[Begin Extract]

Several months after Juan and Jose moved away from home they sent word up to Sugar Land that there were jobs for the asking in Galveston. Packing up their five remaining children, Lencho and Jesusa responded quickly and joined the two older boys in Galveston, where Lencho was not to be disappointed in his search for a job paying more than he received from the Marshall Canning Company. He quickly landed one as a tack welder with the Cain boiler Works at sixty cents an hour, but after a few months tired of the eye strain he experienced in the work, he quit to open his own little café. Sobre Las Olas. It was the first of several he was to operate in Galveston.
There was no problem connected with the move because Lencho and his family moved in the building where his sons lived, a big white frame house one in which the boys paid five dollars a week for room and board. With all nine of the family reunited, they took over half of the second floor of the not so fancy two story building.
It is not known whether Lencho knew what he was doing at the time but the new lodgings he selected for his family were located smack dab in the middle of Galveston’s whorehouse district, which in those days thrived as never before. In using the term “smack dab in the middle” I do not mean to suggest that there were brothels in a mixed neighborhood comprised of ma and pa grocery stores, a café here and there, and a Christian science Reading Room. That wasn’t the case at all. 2710 Post Office Street, where the Rodriguez’ lived was the only building on the street in that block and for blocks around that wasn’t a whorehouse. Scantily clad women of varying dimensions and origins graced the windows and balconies of the entire neighborhood, advertising their qualifications for the profession of their choice.
As Ernesto remembers the neighborhood, it had been many moons since the young ladies in his neighborhood had played “post office,” the children’s old kissing game, it being much more likely they had moved straight from “doctor’s game” to the hard stuff. Not wishing their city to acquire a bad reputation with its visitors, the city fathers insisted that all licensed whores received periodic physical exams, a requirement only slightly better than no check-up at all, considering the volume of business done in those war years.
The most colorful members of Galveston’s urban life were the whores, the young ladies who strutted the streets, wore their finery with great élan. They were the big spenders. Because mid day was a slack time for them, it was during those hours they patronized the city’s restaurants and stores. For the most part Anglos, Mexicans, and Cubans–the Blacks were segregated–the ladies developed a symbiotic relationship with the Galveston street boys, promising them one “freebie” for every ten paying customers they boys referred to them. With most of the very young boys the promise of sex held less appeal then did the accessibility of the houses’ gambling devices: pin ball machines, slot machines, peg board games, and so forth. The odds offered by the whorehouse machines were twice as favorable to the gambler as they were in other business establishments. Kids who learned how to cheat the machines–they did this by hitting the handle hard and quickly to start the machine , then if the machine showed a jackpot, they would quickly insert a coin in the slot and if the machine stopped on the jackpot, they would quickly hit the handle to drop the coin in and the machine would pay off–if it stopped on the jackpot. Kid who did this and were caught by Sam Macio’s men were beaten severely and kicked out of town!

[End Extract]
[Begin Given entries]

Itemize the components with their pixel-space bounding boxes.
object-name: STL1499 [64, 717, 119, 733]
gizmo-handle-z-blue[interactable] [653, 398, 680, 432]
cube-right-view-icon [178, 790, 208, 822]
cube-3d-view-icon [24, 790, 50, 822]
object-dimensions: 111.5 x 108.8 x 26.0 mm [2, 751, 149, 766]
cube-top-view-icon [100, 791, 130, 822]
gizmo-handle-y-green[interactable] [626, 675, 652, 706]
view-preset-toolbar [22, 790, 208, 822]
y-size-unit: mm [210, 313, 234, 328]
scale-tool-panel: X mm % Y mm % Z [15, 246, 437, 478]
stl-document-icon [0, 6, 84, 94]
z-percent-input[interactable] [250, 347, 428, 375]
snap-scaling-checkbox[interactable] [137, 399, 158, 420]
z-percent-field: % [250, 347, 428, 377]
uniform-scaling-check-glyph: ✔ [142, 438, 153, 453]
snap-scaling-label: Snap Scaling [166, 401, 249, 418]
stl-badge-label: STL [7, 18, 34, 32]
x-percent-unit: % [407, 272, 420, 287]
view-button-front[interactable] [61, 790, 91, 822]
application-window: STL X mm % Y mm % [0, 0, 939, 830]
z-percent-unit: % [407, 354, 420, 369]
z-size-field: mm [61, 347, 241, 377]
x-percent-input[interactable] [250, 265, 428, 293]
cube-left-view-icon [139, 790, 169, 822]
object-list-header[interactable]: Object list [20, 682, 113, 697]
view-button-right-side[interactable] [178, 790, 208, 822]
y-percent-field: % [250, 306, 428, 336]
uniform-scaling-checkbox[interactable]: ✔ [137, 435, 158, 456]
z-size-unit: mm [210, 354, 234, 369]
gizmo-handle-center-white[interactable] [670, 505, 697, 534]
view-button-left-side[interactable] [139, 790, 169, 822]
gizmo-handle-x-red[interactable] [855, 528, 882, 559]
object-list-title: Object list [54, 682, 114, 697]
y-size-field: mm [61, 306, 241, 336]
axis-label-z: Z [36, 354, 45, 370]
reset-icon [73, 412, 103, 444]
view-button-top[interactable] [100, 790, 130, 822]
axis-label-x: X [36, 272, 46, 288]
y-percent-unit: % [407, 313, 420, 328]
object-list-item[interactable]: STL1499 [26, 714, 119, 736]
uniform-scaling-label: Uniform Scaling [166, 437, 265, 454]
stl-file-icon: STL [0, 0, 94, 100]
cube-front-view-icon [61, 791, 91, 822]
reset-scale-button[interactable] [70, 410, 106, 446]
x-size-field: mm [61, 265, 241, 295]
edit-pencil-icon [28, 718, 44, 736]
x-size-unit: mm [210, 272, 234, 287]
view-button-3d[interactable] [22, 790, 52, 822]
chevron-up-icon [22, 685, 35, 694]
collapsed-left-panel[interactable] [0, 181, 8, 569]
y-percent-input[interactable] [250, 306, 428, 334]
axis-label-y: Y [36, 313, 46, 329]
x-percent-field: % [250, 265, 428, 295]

[End Given entries]

### [Exercise 1]
Please extract from the Galveston passage everything from "It is not known" down to "of their choice.".
### [Exercise 2]
Summarize the Galveston passage in two sentences.
### [Exercise 3]
Translate this sentence from the Galveston passage into Spanish: "It was the first of several he was to operate in Galveston."

### [Task result 1]
It is not known whether Lencho knew what he was doing at the time but the new lodgings he selected for his family were located smack dab in the middle of Galveston’s whorehouse district, which in those days thrived as never before. In using the term “smack dab in the middle” I do not mean to suggest that there were brothels in a mixed neighborhood comprised of ma and pa grocery stores, a café here and there, and a Christian science Reading Room. That wasn’t the case at all. 2710 Post Office Street, where the Rodriguez’ lived was the only building on the street in that block and for blocks around that wasn’t a whorehouse. Scantily clad women of varying dimensions and origins graced the windows and balconies of the entire neighborhood, advertising their qualifications for the profession of their choice.

### [Task result 2]
After their sons Juan and Jose sent word that jobs were plentiful in Galveston, Lencho and Jesusa moved there with their five remaining children, and Lencho worked as a tack welder before opening his own café. The family settled at 2710 Post Office Street, the only building for blocks around that was not a whorehouse, in a district where the women were big spenders and promised street boys a "freebie" for every ten paying customers they referred.

### [Task result 3]
Fue el primero de varios que llegaría a operar en Galveston.